◆ **The problem**: Read the lines below. Copy out any that hold the string "name".

Raw records:
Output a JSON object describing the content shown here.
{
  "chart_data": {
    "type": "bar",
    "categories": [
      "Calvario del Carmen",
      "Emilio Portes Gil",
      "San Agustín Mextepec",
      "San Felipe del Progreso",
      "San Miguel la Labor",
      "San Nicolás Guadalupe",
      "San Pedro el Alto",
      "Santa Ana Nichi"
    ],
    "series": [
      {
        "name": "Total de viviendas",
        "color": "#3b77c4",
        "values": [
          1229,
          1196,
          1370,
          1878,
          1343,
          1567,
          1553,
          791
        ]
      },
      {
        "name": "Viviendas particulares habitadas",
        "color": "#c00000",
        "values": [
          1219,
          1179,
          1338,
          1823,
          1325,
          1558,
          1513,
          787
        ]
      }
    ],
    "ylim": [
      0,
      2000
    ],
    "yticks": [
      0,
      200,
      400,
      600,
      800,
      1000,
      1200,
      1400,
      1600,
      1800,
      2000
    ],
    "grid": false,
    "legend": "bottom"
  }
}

◆ **Written reply**:
        "name": "Total de viviendas",
        "name": "Viviendas particulares habitadas",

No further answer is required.